(Extracted data entries)
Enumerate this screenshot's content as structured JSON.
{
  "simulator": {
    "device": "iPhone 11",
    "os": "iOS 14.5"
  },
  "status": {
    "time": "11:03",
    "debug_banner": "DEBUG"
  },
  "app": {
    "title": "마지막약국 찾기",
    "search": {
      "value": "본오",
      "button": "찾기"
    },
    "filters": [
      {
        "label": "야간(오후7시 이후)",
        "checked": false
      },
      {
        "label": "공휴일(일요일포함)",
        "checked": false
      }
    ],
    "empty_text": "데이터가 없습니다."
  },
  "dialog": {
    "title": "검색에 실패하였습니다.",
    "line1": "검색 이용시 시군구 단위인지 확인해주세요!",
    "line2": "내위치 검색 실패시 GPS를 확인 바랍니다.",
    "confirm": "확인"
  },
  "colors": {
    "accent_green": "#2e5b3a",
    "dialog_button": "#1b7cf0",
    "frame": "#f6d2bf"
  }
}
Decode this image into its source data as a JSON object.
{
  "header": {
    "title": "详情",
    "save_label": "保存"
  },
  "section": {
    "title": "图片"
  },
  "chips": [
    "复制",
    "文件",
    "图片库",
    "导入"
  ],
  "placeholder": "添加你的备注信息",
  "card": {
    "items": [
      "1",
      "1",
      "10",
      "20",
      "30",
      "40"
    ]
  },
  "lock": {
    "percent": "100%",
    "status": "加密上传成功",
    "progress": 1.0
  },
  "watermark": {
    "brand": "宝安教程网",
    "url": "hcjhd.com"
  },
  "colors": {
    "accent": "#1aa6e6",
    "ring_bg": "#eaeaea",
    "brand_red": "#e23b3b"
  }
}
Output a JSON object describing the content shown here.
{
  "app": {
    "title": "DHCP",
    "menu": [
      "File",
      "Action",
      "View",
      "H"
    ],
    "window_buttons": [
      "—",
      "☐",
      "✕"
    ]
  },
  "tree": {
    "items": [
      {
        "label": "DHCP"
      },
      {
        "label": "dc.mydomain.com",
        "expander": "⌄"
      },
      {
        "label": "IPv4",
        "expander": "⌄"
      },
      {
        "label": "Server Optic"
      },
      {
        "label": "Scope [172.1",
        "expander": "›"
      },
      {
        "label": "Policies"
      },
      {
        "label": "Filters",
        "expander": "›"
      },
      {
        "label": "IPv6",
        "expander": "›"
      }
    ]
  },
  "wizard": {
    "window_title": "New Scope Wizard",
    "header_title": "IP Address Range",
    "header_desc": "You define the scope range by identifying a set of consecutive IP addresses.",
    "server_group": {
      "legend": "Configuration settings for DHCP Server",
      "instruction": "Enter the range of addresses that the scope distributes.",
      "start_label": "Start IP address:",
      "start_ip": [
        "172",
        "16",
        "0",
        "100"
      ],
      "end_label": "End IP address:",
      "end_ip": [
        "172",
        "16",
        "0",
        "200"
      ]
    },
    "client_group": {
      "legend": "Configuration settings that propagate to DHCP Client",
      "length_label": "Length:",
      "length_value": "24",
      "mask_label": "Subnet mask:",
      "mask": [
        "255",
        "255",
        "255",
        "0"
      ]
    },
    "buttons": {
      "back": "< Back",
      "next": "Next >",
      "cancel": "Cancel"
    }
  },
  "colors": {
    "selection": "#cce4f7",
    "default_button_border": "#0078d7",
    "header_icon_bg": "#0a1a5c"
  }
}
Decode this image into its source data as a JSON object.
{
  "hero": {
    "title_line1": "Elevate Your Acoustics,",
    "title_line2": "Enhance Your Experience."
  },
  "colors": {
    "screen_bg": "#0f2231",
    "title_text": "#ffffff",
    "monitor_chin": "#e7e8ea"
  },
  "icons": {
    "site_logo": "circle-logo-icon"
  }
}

■ GIVEN EXERCISE
Take every line from the data that contains the word "content".

■ SOLUTION TO THE PROBLEM
Enumerate this screenshot's content as structured JSON.
Output a JSON object describing the content shown here.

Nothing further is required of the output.